*Exercise requirements*
Look through the data below and say how many of its lines contain "National", adding nothing else.

*Dataset items*
● ● ●

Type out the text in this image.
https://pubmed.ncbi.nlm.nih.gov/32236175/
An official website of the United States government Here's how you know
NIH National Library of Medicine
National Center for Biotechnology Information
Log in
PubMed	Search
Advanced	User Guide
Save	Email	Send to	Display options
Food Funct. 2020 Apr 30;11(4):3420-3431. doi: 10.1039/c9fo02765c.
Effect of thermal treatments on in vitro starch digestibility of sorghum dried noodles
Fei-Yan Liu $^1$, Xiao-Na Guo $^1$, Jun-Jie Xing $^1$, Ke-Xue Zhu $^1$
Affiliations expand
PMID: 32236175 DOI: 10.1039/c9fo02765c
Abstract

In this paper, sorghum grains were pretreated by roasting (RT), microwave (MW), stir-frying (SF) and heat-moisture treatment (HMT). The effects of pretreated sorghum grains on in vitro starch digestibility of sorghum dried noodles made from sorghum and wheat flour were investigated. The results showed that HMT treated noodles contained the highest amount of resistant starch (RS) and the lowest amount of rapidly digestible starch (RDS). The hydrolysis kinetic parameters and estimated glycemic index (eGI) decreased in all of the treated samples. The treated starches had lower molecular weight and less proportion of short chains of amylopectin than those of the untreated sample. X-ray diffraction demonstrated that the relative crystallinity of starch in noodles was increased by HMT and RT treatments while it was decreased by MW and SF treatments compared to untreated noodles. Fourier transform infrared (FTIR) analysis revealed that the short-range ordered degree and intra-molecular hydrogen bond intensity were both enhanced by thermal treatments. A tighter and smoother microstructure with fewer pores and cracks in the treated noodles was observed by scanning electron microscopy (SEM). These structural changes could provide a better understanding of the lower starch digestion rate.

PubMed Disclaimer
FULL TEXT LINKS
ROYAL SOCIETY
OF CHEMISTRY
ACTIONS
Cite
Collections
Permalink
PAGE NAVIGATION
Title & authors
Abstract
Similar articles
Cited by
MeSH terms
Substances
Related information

● ● ●

*Answer to the exercise*
2